Problem statement -> Go through the data and copy each line where the string "Vitamin" appears.
[Opening The records section]
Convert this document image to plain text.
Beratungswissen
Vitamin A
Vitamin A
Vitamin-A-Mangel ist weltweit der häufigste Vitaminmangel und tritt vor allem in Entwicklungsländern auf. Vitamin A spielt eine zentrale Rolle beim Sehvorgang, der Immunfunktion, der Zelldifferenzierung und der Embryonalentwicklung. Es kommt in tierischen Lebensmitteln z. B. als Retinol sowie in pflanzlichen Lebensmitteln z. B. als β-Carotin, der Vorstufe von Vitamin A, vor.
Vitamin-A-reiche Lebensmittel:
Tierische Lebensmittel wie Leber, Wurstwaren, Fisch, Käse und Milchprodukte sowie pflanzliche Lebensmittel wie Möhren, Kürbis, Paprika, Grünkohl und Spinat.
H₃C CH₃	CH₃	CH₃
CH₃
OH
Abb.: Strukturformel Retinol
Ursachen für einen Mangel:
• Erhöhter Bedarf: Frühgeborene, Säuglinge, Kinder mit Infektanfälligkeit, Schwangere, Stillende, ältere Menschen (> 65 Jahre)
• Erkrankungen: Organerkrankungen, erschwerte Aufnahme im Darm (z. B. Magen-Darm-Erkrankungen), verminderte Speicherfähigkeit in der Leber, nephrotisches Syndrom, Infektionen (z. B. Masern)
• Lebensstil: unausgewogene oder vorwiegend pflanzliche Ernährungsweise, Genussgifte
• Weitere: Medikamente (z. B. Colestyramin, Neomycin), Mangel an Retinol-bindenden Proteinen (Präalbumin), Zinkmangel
[Closing The records section]
[Opening The records section]
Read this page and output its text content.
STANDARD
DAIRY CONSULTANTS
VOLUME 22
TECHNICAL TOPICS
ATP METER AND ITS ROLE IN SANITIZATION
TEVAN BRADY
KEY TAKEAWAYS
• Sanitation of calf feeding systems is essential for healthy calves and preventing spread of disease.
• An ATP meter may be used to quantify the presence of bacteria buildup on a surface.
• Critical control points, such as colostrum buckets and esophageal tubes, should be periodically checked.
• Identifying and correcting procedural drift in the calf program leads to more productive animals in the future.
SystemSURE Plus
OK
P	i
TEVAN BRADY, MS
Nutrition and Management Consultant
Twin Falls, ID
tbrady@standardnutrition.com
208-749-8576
[Closing The records section]
Answer space ->
Vitamin A
Vitamin A
Vitamin-A-Mangel ist weltweit der häufigste Vitaminmangel und tritt vor allem in Entwicklungsländern auf. Vitamin A spielt eine zentrale Rolle beim Sehvorgang, der Immunfunktion, der Zelldifferenzierung und der Embryonalentwicklung. Es kommt in tierischen Lebensmitteln z. B. als Retinol sowie in pflanzlichen Lebensmitteln z. B. als β-Carotin, der Vorstufe von Vitamin A, vor.
Vitamin-A-reiche Lebensmittel:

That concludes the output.